── Data for the task

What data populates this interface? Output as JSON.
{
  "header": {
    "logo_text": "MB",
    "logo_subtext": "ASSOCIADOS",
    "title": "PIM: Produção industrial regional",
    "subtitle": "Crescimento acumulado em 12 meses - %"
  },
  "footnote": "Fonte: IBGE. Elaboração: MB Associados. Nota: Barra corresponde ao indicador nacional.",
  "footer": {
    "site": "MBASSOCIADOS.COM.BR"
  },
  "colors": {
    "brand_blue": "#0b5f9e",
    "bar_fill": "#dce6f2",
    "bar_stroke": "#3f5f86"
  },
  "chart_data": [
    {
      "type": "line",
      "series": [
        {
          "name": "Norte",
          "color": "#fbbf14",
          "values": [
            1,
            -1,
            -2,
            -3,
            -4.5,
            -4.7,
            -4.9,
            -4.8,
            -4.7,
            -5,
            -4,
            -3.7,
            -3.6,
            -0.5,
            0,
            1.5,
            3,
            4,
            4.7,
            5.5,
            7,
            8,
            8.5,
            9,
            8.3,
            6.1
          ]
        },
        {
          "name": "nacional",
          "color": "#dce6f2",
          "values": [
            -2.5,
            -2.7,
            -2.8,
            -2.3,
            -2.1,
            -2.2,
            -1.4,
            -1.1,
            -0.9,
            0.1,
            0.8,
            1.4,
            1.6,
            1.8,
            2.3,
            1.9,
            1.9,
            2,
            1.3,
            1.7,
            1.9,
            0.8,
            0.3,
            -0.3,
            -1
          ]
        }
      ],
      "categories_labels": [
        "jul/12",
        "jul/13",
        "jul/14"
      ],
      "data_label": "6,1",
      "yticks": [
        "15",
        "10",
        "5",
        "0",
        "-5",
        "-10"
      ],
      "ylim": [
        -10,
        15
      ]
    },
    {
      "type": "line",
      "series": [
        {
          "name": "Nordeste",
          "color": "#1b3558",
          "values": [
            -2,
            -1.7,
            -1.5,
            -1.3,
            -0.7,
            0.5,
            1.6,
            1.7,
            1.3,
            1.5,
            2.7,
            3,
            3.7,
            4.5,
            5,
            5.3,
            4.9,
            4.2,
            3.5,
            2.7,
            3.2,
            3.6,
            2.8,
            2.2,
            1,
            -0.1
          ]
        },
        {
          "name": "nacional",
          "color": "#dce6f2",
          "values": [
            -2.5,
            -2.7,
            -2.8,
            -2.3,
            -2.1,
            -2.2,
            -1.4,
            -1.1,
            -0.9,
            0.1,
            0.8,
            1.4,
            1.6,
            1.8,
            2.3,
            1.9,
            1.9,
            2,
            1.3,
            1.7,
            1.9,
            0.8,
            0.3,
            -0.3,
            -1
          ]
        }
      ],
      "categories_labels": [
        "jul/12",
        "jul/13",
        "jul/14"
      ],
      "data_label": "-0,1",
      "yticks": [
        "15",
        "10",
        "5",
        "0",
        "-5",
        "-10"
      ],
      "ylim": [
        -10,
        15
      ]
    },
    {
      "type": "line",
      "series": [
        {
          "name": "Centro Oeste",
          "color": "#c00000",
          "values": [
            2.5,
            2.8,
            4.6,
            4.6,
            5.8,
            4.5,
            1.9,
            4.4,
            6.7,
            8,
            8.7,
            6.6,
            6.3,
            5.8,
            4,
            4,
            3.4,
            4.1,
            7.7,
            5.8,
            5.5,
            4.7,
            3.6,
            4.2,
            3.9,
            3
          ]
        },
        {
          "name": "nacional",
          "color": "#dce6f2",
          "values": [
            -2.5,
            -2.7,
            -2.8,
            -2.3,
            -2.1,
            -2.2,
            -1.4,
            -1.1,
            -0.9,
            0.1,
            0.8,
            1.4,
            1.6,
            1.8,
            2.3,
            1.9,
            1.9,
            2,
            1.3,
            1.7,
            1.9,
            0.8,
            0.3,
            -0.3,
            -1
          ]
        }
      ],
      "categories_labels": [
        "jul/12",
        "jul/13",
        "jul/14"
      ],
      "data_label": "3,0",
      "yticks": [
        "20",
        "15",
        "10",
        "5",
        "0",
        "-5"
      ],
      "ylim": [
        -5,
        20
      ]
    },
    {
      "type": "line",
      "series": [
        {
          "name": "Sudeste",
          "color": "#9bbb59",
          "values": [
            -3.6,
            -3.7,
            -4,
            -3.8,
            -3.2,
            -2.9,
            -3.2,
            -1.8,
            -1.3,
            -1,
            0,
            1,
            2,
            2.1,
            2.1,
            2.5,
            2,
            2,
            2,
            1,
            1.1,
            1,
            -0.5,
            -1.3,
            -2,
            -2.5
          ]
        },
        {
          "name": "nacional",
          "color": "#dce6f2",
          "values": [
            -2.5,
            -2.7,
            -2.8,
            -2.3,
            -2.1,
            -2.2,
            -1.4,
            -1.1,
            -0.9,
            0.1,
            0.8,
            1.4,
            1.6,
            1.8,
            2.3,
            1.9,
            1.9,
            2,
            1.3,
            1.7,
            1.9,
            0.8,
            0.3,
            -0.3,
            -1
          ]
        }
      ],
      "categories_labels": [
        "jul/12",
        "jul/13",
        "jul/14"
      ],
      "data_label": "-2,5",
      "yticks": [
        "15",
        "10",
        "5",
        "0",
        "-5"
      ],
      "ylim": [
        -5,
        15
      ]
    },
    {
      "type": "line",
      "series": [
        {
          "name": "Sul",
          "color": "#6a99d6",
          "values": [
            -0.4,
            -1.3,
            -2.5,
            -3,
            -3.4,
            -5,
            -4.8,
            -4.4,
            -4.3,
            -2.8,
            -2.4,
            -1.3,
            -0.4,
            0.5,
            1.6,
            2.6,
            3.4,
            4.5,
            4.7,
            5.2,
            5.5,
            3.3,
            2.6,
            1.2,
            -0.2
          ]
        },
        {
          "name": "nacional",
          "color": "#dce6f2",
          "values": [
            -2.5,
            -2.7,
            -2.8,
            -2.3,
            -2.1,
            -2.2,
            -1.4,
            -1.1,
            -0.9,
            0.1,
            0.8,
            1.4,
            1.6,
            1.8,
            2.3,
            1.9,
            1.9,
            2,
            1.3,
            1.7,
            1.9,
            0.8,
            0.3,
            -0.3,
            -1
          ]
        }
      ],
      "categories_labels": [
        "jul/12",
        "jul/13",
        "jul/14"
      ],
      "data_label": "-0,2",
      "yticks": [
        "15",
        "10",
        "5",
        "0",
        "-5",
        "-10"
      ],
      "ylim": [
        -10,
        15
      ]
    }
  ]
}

────

• What to produce: Repeat the material above in full, keeping every word.

• Solution to this task:
What data populates this interface? Output as JSON.
{
  "header": {
    "logo_text": "MB",
    "logo_subtext": "ASSOCIADOS",
    "title": "PIM: Produção industrial regional",
    "subtitle": "Crescimento acumulado em 12 meses - %"
  },
  "footnote": "Fonte: IBGE. Elaboração: MB Associados. Nota: Barra corresponde ao indicador nacional.",
  "footer": {
    "site": "MBASSOCIADOS.COM.BR"
  },
  "colors": {
    "brand_blue": "#0b5f9e",
    "bar_fill": "#dce6f2",
    "bar_stroke": "#3f5f86"
  },
  "chart_data": [
    {
      "type": "line",
      "series": [
        {
          "name": "Norte",
          "color": "#fbbf14",
          "values": [
            1,
            -1,
            -2,
            -3,
            -4.5,
            -4.7,
            -4.9,
            -4.8,
            -4.7,
            -5,
            -4,
            -3.7,
            -3.6,
            -0.5,
            0,
            1.5,
            3,
            4,
            4.7,
            5.5,
            7,
            8,
            8.5,
            9,
            8.3,
            6.1
          ]
        },
        {
          "name": "nacional",
          "color": "#dce6f2",
          "values": [
            -2.5,
            -2.7,
            -2.8,
            -2.3,
            -2.1,
            -2.2,
            -1.4,
            -1.1,
            -0.9,
            0.1,
            0.8,
            1.4,
            1.6,
            1.8,
            2.3,
            1.9,
            1.9,
            2,
            1.3,
            1.7,
            1.9,
            0.8,
            0.3,
            -0.3,
            -1
          ]
        }
      ],
      "categories_labels": [
        "jul/12",
        "jul/13",
        "jul/14"
      ],
      "data_label": "6,1",
      "yticks": [
        "15",
        "10",
        "5",
        "0",
        "-5",
        "-10"
      ],
      "ylim": [
        -10,
        15
      ]
    },
    {
      "type": "line",
      "series": [
        {
          "name": "Nordeste",
          "color": "#1b3558",
          "values": [
            -2,
            -1.7,
            -1.5,
            -1.3,
            -0.7,
            0.5,
            1.6,
            1.7,
            1.3,
            1.5,
            2.7,
            3,
            3.7,
            4.5,
            5,
            5.3,
            4.9,
            4.2,
            3.5,
            2.7,
            3.2,
            3.6,
            2.8,
            2.2,
            1,
            -0.1
          ]
        },
        {
          "name": "nacional",
          "color": "#dce6f2",
          "values": [
            -2.5,
            -2.7,
            -2.8,
            -2.3,
            -2.1,
            -2.2,
            -1.4,
            -1.1,
            -0.9,
            0.1,
            0.8,
            1.4,
            1.6,
            1.8,
            2.3,
            1.9,
            1.9,
            2,
            1.3,
            1.7,
            1.9,
            0.8,
            0.3,
            -0.3,
            -1
          ]
        }
      ],
      "categories_labels": [
        "jul/12",
        "jul/13",
        "jul/14"
      ],
      "data_label": "-0,1",
      "yticks": [
        "15",
        "10",
        "5",
        "0",
        "-5",
        "-10"
      ],
      "ylim": [
        -10,
        15
      ]
    },
    {
      "type": "line",
      "series": [
        {
          "name": "Centro Oeste",
          "color": "#c00000",
          "values": [
            2.5,
            2.8,
            4.6,
            4.6,
            5.8,
            4.5,
            1.9,
            4.4,
            6.7,
            8,
            8.7,
            6.6,
            6.3,
            5.8,
            4,
            4,
            3.4,
            4.1,
            7.7,
            5.8,
            5.5,
            4.7,
            3.6,
            4.2,
            3.9,
            3
          ]
        },
        {
          "name": "nacional",
          "color": "#dce6f2",
          "values": [
            -2.5,
            -2.7,
            -2.8,
            -2.3,
            -2.1,
            -2.2,
            -1.4,
            -1.1,
            -0.9,
            0.1,
            0.8,
            1.4,
            1.6,
            1.8,
            2.3,
            1.9,
            1.9,
            2,
            1.3,
            1.7,
            1.9,
            0.8,
            0.3,
            -0.3,
            -1
          ]
        }
      ],
      "categories_labels": [
        "jul/12",
        "jul/13",
        "jul/14"
      ],
      "data_label": "3,0",
      "yticks": [
        "20",
        "15",
        "10",
        "5",
        "0",
        "-5"
      ],
      "ylim": [
        -5,
        20
      ]
    },
    {
      "type": "line",
      "series": [
        {
          "name": "Sudeste",
          "color": "#9bbb59",
          "values": [
            -3.6,
            -3.7,
            -4,
            -3.8,
            -3.2,
            -2.9,
            -3.2,
            -1.8,
            -1.3,
            -1,
            0,
            1,
            2,
            2.1,
            2.1,
            2.5,
            2,
            2,
            2,
            1,
            1.1,
            1,
            -0.5,
            -1.3,
            -2,
            -2.5
          ]
        },
        {
          "name": "nacional",
          "color": "#dce6f2",
          "values": [
            -2.5,
            -2.7,
            -2.8,
            -2.3,
            -2.1,
            -2.2,
            -1.4,
            -1.1,
            -0.9,
            0.1,
            0.8,
            1.4,
            1.6,
            1.8,
            2.3,
            1.9,
            1.9,
            2,
            1.3,
            1.7,
            1.9,
            0.8,
            0.3,
            -0.3,
            -1
          ]
        }
      ],
      "categories_labels": [
        "jul/12",
        "jul/13",
        "jul/14"
      ],
      "data_label": "-2,5",
      "yticks": [
        "15",
        "10",
        "5",
        "0",
        "-5"
      ],
      "ylim": [
        -5,
        15
      ]
    },
    {
      "type": "line",
      "series": [
        {
          "name": "Sul",
          "color": "#6a99d6",
          "values": [
            -0.4,
            -1.3,
            -2.5,
            -3,
            -3.4,
            -5,
            -4.8,
            -4.4,
            -4.3,
            -2.8,
            -2.4,
            -1.3,
            -0.4,
            0.5,
            1.6,
            2.6,
            3.4,
            4.5,
            4.7,
            5.2,
            5.5,
            3.3,
            2.6,
            1.2,
            -0.2
          ]
        },
        {
          "name": "nacional",
          "color": "#dce6f2",
          "values": [
            -2.5,
            -2.7,
            -2.8,
            -2.3,
            -2.1,
            -2.2,
            -1.4,
            -1.1,
            -0.9,
            0.1,
            0.8,
            1.4,
            1.6,
            1.8,
            2.3,
            1.9,
            1.9,
            2,
            1.3,
            1.7,
            1.9,
            0.8,
            0.3,
            -0.3,
            -1
          ]
        }
      ],
      "categories_labels": [
        "jul/12",
        "jul/13",
        "jul/14"
      ],
      "data_label": "-0,2",
      "yticks": [
        "15",
        "10",
        "5",
        "0",
        "-5",
        "-10"
      ],
      "ylim": [
        -10,
        15
      ]
    }
  ]
}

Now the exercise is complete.